Work required ->
Go through the entries below and pick out every line with "JSON".

Provided records ->
* BEGIN *

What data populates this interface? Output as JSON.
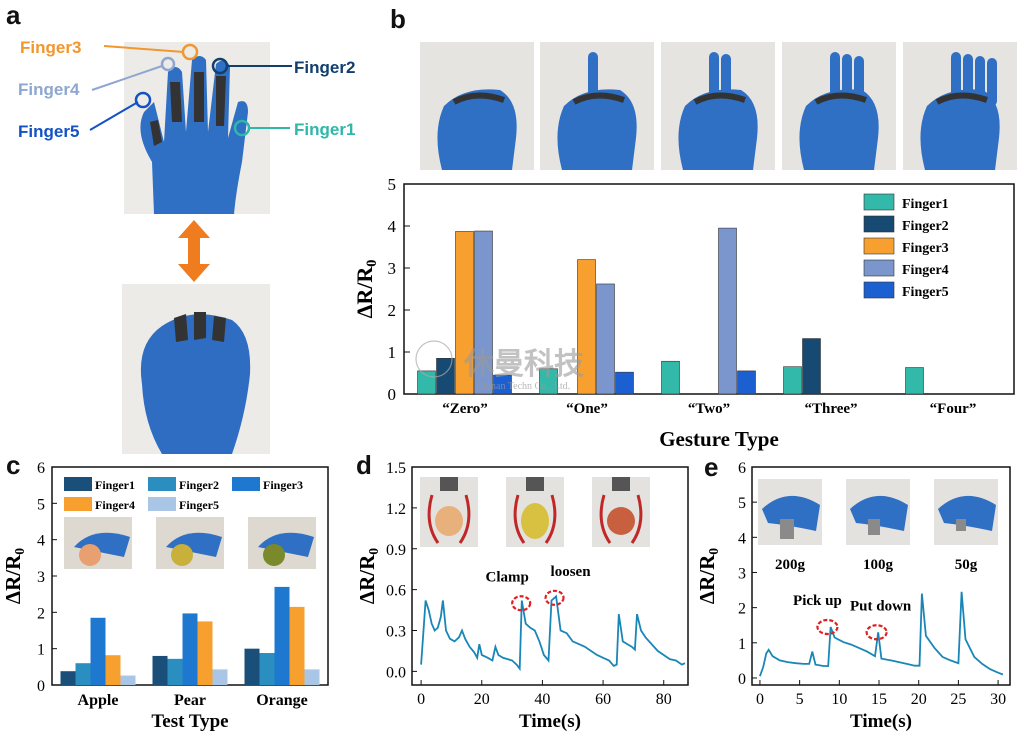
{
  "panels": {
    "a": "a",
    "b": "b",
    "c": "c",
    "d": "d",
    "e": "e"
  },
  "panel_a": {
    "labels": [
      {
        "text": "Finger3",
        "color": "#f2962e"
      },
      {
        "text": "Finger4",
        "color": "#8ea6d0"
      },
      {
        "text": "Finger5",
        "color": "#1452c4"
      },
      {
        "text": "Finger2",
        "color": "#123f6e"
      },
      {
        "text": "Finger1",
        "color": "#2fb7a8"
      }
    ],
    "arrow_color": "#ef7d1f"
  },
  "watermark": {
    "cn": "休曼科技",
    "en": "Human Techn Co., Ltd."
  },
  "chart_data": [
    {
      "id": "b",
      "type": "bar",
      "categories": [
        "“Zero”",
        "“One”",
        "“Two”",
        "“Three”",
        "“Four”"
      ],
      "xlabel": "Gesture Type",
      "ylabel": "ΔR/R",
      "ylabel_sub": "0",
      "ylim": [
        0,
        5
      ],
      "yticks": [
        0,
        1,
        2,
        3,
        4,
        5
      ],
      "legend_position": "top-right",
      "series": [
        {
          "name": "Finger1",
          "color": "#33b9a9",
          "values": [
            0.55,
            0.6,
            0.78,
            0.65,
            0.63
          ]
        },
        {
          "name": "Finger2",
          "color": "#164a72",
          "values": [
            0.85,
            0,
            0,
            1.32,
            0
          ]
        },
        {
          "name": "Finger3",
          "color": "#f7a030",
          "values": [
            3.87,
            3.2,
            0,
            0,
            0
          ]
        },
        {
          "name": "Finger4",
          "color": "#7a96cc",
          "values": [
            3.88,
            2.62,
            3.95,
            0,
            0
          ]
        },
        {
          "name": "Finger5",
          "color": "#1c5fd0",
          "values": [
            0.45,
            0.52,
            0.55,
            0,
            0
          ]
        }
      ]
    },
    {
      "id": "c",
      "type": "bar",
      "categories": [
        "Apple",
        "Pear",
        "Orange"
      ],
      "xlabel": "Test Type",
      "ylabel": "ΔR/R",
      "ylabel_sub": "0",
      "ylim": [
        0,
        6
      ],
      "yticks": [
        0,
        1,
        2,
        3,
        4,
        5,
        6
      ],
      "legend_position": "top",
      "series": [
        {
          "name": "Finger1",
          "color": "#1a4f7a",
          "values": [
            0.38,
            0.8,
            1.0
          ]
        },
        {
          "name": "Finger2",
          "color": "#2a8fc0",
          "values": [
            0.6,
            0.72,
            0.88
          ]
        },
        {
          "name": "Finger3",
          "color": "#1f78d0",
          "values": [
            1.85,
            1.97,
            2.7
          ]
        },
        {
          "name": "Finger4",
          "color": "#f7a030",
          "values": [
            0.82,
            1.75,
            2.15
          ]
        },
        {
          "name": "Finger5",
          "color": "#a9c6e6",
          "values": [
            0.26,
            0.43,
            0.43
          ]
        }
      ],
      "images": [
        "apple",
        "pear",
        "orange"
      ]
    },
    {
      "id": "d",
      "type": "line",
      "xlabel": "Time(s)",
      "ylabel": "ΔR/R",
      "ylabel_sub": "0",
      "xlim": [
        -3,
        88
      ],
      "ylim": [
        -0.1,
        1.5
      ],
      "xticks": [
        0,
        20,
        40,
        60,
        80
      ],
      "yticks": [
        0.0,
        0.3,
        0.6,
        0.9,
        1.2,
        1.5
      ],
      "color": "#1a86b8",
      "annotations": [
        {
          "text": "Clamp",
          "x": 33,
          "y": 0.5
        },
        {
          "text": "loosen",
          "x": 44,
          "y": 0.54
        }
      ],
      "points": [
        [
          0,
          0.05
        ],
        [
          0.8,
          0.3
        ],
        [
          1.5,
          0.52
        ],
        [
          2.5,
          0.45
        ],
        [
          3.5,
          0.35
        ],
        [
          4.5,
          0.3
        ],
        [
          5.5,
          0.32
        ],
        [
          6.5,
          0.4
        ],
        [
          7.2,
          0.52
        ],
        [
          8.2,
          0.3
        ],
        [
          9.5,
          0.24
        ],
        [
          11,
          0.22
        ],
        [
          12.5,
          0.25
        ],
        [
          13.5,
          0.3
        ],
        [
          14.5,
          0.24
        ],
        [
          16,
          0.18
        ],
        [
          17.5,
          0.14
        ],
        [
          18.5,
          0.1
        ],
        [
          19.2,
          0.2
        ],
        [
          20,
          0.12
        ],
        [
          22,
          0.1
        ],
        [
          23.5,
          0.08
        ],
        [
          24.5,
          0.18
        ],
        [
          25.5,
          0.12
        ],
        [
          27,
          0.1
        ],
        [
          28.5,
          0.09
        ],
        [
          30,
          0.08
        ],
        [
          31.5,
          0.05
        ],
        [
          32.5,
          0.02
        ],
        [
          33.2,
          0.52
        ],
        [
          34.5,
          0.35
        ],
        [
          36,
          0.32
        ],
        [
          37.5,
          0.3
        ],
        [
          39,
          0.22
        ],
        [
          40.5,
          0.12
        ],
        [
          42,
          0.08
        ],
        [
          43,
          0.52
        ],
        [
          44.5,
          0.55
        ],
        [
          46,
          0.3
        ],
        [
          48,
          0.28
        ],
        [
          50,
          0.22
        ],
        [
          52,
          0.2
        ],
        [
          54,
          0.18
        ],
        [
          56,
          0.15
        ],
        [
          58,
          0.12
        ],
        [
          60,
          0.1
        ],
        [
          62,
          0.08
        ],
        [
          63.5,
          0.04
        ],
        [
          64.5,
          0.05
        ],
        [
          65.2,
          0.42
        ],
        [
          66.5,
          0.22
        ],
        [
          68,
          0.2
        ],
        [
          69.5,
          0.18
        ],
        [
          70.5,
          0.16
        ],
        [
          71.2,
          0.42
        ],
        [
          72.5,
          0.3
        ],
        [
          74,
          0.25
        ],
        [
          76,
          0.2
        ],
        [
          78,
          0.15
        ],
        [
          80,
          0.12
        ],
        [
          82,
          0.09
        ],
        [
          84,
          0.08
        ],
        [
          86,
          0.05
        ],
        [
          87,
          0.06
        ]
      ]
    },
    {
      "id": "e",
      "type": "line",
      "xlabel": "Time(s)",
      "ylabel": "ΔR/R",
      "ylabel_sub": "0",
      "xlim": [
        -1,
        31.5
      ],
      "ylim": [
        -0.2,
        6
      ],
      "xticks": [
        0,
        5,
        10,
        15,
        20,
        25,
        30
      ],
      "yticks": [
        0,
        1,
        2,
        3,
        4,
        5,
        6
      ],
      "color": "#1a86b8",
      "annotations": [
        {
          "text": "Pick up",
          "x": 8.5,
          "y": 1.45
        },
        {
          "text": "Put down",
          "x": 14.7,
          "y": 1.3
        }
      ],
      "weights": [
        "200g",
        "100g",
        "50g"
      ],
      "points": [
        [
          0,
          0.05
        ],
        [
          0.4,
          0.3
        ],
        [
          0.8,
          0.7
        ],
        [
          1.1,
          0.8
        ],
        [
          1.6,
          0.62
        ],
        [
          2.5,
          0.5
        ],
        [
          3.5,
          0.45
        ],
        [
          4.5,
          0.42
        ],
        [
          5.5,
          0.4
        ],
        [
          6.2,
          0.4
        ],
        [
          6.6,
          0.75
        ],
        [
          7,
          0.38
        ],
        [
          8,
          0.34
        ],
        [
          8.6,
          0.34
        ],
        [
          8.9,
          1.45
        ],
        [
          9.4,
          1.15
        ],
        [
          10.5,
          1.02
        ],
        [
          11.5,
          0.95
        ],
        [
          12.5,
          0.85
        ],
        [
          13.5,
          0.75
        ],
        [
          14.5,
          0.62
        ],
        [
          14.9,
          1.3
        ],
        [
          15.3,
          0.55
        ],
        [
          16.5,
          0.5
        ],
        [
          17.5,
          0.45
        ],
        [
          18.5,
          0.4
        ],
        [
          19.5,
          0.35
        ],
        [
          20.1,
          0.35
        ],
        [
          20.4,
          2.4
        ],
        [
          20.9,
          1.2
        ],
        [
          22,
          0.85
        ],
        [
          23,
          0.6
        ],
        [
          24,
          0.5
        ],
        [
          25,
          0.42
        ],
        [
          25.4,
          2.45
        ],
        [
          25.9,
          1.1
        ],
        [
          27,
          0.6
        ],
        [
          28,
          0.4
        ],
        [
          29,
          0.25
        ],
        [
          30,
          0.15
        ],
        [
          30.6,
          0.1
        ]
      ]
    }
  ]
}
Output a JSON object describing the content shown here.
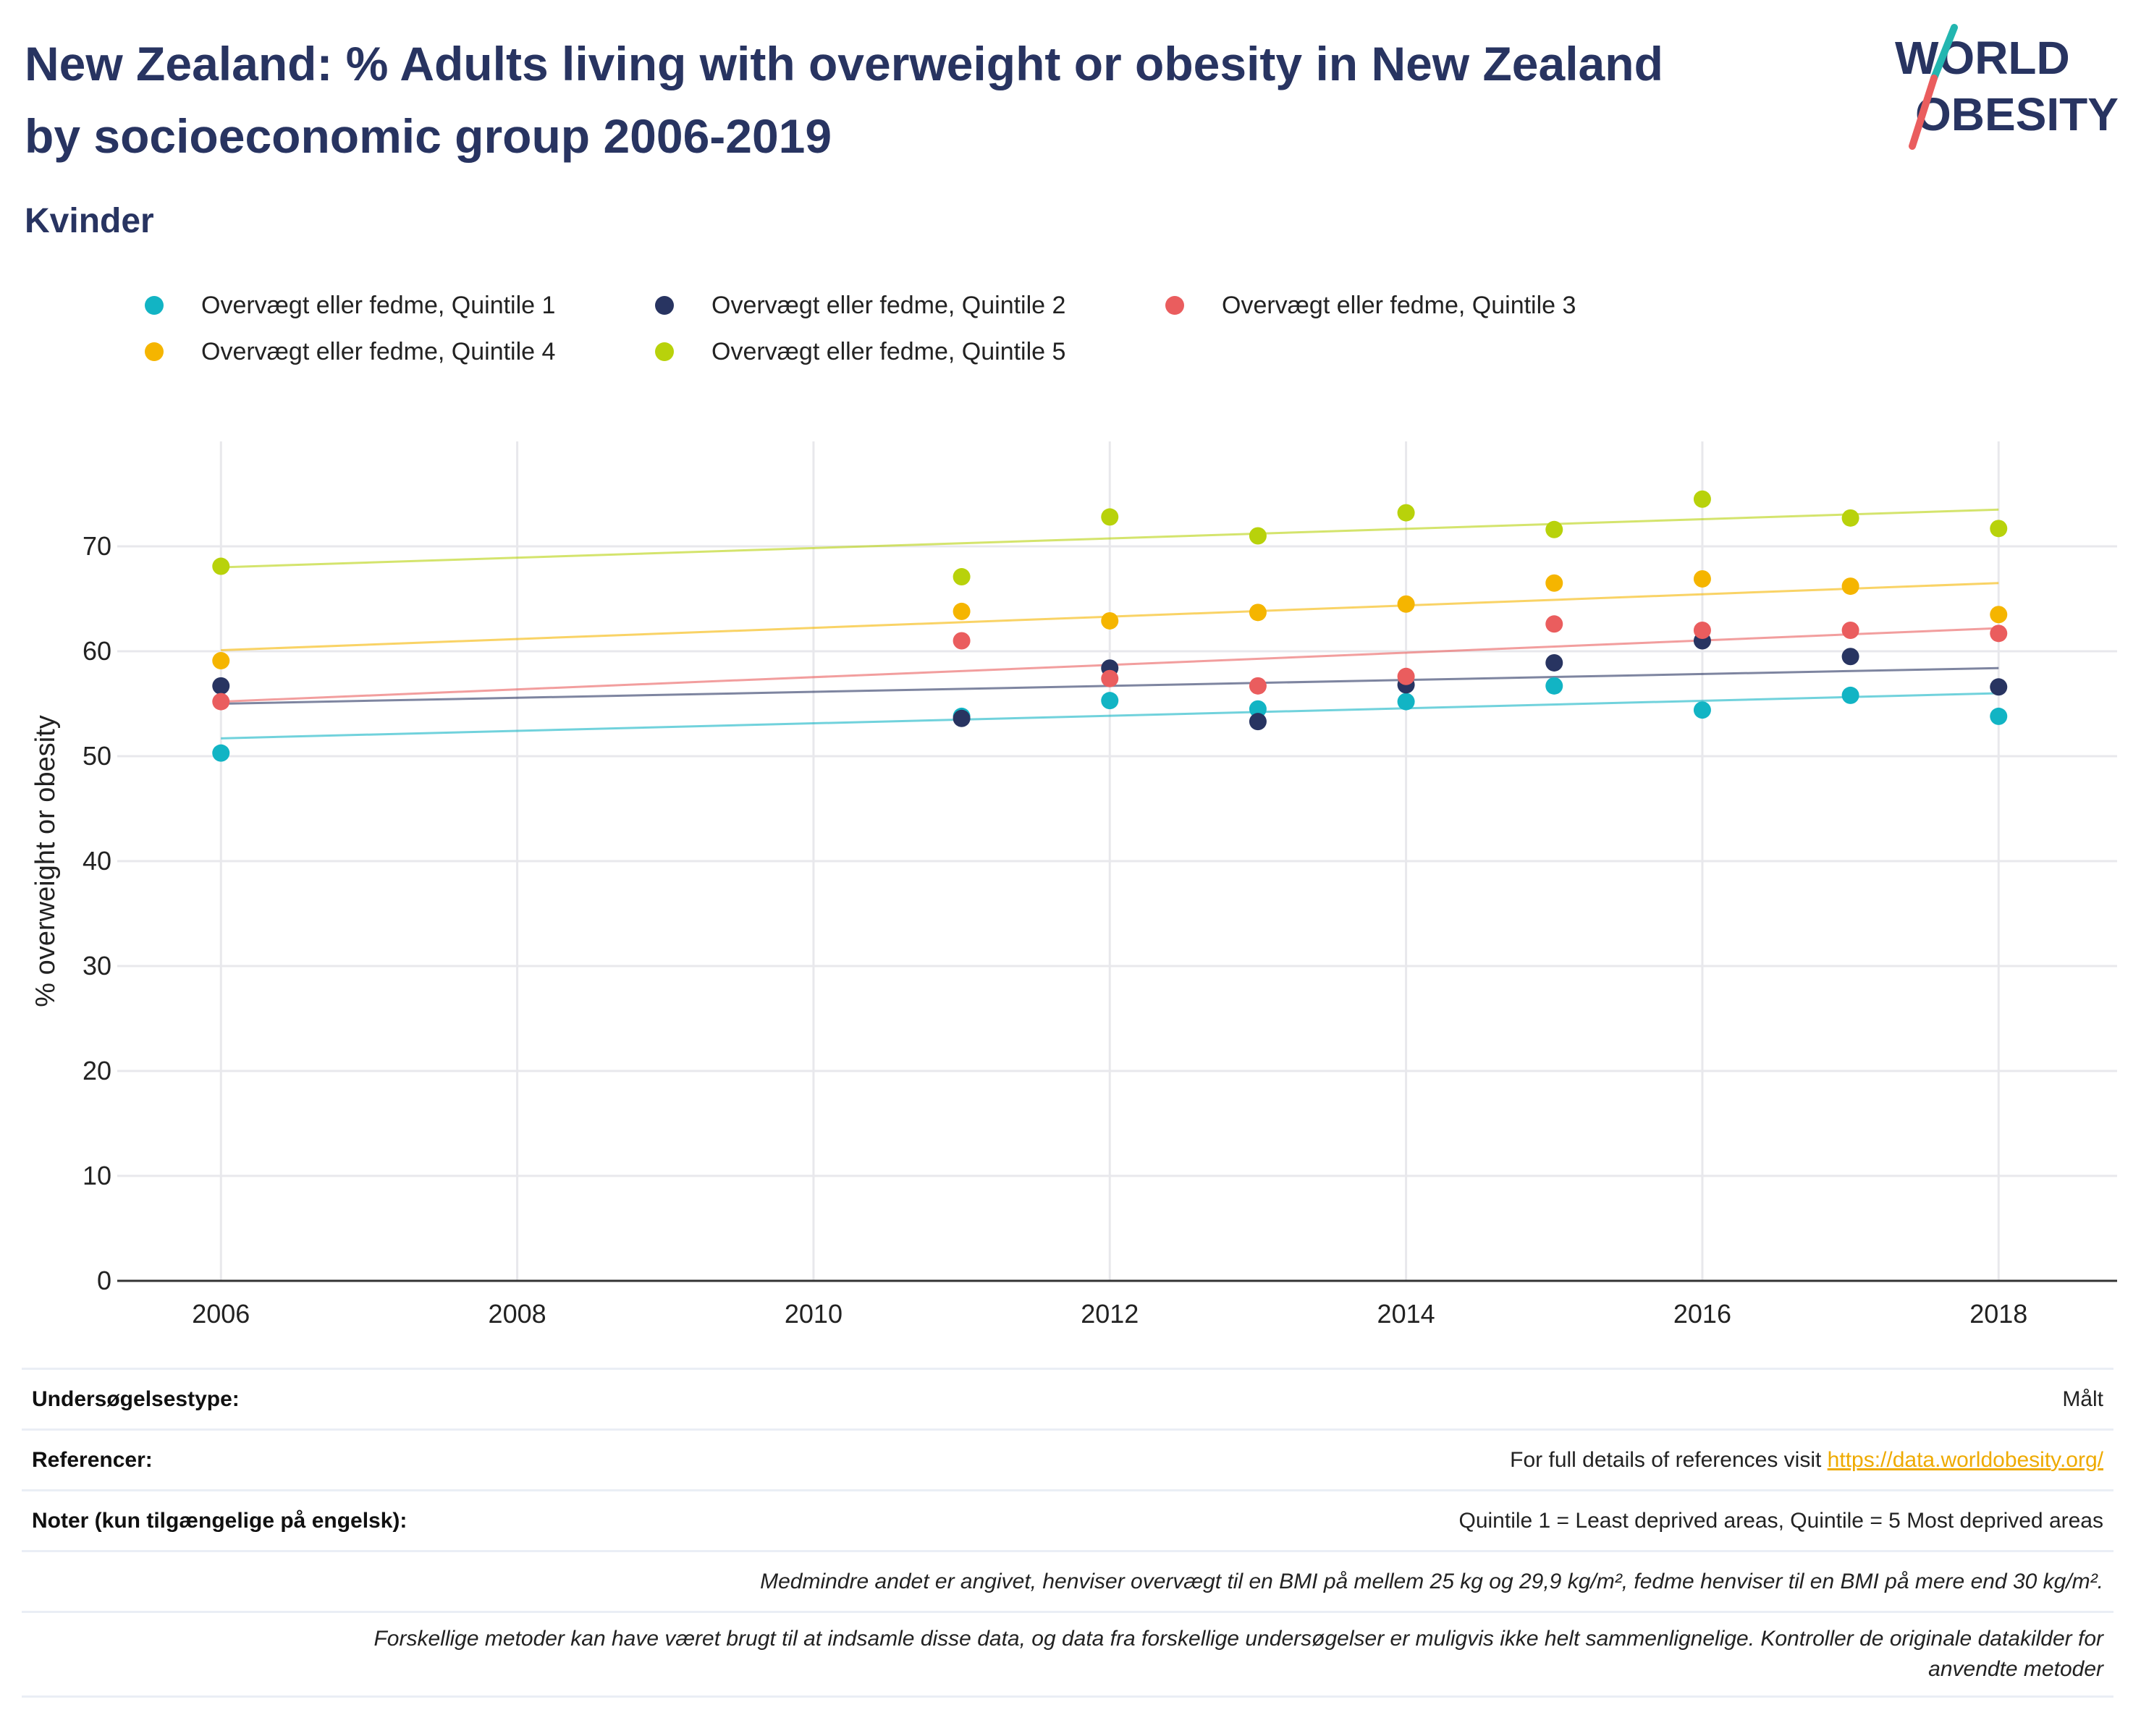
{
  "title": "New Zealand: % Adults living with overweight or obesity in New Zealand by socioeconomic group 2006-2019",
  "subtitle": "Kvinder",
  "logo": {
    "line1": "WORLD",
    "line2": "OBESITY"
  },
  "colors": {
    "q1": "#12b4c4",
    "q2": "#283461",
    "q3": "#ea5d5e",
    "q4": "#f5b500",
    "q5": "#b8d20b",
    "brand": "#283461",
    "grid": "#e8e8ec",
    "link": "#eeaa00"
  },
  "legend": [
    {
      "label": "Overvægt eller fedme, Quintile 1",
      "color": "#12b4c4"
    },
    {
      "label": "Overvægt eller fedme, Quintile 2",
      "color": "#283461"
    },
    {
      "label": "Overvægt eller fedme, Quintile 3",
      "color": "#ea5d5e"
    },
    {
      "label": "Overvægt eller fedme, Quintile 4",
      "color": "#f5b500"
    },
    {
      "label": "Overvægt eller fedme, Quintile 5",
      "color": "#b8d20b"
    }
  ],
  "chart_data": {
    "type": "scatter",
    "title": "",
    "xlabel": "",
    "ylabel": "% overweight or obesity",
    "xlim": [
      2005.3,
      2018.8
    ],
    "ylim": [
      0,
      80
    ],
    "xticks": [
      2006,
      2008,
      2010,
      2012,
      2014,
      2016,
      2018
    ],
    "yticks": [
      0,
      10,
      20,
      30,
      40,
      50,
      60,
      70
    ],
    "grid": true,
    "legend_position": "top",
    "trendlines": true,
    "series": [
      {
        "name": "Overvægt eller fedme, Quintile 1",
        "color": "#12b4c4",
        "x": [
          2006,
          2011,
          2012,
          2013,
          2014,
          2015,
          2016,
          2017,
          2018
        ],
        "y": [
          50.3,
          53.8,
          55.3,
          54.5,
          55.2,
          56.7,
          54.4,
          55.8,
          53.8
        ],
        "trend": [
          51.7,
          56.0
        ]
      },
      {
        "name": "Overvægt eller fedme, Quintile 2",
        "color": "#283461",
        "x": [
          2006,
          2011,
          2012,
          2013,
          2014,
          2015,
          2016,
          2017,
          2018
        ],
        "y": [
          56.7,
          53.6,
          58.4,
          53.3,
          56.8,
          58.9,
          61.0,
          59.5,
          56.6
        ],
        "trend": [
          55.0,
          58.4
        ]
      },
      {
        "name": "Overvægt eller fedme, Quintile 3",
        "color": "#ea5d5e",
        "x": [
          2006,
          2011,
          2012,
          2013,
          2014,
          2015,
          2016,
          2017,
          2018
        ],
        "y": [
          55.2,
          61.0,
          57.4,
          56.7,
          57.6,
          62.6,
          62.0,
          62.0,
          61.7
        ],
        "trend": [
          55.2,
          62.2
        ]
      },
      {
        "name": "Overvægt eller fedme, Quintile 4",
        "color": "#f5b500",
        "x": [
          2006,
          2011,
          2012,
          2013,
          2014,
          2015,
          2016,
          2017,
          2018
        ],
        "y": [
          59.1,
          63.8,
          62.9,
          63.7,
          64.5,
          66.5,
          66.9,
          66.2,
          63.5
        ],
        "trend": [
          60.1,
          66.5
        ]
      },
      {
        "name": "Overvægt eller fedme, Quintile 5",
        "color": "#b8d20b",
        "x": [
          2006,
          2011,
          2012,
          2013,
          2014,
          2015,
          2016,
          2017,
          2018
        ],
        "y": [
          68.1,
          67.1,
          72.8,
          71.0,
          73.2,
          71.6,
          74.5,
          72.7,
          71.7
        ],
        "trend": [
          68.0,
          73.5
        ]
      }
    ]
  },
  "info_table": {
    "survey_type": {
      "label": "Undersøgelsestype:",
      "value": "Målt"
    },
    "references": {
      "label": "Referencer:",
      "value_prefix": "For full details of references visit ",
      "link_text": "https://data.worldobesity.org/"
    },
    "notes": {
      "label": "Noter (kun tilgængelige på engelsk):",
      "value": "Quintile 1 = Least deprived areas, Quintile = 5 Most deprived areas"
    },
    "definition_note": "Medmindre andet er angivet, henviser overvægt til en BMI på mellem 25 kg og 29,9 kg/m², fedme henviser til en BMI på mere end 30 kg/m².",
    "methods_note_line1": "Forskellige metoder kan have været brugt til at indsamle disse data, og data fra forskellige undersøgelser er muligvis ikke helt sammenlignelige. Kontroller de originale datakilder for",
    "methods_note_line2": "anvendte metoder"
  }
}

* END *

Solution to this problem ->
What data populates this interface? Output as JSON.
Output a JSON object describing the content shown here.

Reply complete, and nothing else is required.